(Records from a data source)
..........

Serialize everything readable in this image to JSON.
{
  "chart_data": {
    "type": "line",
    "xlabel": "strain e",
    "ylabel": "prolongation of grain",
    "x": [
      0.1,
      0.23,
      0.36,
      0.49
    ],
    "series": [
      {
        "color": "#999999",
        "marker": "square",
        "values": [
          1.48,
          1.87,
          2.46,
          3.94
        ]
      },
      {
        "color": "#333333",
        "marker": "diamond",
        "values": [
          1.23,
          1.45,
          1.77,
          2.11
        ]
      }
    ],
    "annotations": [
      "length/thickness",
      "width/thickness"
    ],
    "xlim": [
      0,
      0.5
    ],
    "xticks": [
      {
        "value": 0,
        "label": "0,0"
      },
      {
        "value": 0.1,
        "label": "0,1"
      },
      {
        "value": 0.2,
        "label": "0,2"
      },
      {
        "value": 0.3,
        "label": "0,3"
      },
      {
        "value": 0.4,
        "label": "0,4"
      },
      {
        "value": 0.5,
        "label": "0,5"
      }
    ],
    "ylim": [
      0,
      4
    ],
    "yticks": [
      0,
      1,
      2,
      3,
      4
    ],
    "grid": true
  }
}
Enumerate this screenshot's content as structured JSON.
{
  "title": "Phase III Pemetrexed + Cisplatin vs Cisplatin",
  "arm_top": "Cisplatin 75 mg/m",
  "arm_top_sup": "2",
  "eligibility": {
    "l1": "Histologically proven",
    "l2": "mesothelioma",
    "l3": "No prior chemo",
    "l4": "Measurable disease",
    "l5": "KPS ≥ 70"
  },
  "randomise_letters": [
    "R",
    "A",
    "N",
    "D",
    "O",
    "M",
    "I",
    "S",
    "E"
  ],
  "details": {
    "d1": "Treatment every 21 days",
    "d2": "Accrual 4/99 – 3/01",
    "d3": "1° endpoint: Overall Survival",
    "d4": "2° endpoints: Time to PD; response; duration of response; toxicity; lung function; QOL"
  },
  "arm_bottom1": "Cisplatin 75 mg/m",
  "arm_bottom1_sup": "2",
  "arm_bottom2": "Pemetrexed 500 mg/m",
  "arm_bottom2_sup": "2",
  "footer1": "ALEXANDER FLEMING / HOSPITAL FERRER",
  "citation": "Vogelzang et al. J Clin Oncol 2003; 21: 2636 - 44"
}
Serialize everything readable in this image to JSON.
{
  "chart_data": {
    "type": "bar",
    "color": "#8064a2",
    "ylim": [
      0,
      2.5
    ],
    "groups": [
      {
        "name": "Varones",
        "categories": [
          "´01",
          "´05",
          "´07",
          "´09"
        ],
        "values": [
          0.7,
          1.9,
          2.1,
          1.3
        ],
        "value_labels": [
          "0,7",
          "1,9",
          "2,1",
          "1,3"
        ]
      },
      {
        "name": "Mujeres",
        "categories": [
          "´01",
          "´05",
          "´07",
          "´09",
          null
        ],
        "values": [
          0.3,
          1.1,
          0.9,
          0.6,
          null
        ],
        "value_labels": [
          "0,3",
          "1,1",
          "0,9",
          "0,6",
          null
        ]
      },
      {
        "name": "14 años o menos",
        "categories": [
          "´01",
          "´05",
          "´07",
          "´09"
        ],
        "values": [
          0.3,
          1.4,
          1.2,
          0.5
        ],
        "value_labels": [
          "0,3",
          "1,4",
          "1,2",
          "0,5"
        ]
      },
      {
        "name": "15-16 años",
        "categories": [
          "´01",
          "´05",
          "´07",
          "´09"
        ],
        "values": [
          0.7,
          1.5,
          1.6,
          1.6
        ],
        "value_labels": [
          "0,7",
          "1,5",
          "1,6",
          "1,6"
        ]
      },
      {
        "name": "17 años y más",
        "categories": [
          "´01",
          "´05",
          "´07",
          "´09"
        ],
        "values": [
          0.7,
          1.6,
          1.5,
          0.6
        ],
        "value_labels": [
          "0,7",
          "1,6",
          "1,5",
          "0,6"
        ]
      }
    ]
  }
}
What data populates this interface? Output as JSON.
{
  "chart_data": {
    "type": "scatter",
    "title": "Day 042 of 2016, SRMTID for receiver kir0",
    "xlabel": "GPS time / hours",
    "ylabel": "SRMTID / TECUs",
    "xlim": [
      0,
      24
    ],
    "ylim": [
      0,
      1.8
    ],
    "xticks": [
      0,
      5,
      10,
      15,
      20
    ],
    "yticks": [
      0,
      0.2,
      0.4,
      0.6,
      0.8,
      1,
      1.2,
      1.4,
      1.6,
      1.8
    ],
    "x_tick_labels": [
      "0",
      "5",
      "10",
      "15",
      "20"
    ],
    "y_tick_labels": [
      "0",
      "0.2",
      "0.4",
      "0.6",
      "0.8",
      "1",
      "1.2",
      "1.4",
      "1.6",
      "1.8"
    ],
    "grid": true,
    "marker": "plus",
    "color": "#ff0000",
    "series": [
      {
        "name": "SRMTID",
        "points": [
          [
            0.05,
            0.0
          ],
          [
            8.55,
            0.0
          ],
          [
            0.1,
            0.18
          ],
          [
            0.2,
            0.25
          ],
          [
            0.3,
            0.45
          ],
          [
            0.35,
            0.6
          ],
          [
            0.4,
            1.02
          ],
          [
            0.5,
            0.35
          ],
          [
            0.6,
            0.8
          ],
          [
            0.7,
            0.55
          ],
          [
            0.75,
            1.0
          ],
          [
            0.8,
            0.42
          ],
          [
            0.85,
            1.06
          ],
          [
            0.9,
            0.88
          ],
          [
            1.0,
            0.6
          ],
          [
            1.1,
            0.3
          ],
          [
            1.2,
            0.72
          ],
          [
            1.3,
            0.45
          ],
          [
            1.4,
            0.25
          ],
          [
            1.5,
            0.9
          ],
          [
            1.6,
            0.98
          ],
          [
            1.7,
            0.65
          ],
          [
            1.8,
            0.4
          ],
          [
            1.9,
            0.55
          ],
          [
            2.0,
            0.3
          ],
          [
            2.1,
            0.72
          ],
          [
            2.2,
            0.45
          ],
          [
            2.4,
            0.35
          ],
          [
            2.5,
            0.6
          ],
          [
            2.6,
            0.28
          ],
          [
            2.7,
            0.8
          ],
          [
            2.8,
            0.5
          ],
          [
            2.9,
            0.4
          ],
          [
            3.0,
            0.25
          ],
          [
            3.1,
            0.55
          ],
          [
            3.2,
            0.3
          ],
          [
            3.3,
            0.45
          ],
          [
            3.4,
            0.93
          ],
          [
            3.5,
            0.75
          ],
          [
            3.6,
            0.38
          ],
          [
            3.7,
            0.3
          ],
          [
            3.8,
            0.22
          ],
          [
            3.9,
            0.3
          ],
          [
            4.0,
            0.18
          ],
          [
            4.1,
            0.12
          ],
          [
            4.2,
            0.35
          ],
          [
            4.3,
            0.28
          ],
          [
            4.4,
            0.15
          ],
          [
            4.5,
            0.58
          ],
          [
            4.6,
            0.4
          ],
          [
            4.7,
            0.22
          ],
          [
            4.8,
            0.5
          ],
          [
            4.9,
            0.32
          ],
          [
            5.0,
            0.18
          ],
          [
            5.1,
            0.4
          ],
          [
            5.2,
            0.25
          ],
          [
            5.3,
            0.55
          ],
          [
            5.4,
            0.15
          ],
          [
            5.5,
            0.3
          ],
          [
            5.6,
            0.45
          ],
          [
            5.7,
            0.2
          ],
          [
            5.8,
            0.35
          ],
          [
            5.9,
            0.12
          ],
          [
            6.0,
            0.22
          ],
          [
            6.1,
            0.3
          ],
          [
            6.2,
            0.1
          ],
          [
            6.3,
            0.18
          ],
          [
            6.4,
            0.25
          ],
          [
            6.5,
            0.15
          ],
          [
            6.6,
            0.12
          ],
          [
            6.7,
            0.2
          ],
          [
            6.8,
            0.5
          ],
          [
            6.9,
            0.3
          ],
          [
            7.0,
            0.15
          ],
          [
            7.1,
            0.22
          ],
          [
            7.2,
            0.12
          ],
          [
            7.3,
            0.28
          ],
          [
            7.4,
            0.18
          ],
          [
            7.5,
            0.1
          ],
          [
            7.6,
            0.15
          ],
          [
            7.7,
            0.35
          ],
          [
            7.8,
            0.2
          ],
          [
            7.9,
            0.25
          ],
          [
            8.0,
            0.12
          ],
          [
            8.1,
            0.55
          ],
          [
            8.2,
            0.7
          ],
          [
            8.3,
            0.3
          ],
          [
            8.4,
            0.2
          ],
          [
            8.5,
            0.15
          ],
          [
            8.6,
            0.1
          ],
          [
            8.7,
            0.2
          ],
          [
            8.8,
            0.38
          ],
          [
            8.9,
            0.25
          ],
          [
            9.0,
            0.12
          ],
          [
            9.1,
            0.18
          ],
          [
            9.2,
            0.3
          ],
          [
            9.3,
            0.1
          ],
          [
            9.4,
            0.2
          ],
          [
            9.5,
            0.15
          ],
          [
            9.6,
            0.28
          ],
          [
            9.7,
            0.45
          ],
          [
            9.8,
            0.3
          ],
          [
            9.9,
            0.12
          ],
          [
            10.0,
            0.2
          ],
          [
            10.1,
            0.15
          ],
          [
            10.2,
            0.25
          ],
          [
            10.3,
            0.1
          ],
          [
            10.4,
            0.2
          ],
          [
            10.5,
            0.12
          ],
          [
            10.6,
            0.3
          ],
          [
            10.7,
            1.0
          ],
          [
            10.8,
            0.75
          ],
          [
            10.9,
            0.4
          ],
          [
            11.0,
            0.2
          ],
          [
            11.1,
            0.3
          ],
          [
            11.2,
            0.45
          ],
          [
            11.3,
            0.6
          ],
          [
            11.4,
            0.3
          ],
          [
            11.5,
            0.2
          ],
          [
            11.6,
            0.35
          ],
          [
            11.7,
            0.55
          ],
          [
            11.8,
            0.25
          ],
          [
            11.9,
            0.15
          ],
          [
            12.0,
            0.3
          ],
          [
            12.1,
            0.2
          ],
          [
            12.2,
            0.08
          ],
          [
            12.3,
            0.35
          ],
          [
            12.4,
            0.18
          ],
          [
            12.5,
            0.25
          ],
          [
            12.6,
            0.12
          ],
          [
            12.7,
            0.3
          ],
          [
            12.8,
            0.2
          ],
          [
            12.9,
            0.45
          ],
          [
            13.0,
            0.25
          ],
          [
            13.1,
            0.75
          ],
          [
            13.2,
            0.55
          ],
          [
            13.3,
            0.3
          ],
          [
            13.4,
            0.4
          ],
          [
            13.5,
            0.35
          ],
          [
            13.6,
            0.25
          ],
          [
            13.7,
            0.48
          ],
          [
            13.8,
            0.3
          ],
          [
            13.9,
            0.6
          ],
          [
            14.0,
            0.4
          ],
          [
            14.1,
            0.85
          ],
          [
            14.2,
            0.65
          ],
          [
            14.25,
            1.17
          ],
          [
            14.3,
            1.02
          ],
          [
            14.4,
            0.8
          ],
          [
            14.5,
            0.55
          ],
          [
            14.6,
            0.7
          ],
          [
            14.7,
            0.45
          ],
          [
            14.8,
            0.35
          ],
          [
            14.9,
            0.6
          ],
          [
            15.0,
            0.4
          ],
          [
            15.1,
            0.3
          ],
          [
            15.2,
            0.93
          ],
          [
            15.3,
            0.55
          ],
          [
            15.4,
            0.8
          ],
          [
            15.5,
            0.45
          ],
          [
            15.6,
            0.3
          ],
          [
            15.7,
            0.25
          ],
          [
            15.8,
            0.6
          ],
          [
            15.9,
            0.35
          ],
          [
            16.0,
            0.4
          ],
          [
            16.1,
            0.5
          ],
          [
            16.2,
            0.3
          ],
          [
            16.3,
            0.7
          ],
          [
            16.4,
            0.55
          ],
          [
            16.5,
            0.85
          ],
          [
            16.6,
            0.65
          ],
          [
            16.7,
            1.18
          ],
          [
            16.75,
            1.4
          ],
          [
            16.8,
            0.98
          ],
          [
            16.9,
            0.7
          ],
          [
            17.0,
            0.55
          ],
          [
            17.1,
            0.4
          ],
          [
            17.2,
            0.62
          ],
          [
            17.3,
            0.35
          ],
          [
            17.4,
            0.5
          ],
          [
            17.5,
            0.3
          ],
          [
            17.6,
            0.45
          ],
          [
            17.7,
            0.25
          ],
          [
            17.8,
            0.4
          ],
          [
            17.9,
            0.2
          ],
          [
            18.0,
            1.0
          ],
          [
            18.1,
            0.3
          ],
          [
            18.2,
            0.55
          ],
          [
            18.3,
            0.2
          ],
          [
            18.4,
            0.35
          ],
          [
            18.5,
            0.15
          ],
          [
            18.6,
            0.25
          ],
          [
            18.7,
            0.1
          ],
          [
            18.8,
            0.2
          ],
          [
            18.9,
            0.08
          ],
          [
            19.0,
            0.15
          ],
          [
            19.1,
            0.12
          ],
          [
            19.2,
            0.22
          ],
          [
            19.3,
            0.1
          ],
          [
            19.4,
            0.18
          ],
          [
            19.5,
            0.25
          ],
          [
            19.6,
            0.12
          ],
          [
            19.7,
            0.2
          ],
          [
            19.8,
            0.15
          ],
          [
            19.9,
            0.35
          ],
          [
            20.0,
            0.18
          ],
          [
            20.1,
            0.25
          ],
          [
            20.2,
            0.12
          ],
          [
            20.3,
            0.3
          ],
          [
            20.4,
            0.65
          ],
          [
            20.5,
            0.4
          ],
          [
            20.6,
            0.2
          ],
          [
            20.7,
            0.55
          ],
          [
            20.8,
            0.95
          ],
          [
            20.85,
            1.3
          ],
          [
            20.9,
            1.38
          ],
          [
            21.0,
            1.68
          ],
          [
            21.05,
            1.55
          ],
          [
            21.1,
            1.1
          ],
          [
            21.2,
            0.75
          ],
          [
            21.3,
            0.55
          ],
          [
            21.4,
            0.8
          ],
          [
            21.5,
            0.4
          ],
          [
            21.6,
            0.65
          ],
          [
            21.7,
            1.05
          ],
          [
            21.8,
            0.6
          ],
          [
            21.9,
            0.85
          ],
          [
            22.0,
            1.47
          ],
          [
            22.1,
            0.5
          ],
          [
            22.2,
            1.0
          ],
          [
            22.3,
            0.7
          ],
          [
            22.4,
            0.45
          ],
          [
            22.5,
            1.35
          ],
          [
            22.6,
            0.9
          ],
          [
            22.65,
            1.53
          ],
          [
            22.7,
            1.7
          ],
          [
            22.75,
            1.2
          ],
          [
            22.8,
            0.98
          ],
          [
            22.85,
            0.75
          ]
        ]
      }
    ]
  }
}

..........

* What to work on *
Read through the data and copy every line where "xlabel" shows up.

* Full solution *
    "xlabel": "strain e",
    "xlabel": "GPS time / hours",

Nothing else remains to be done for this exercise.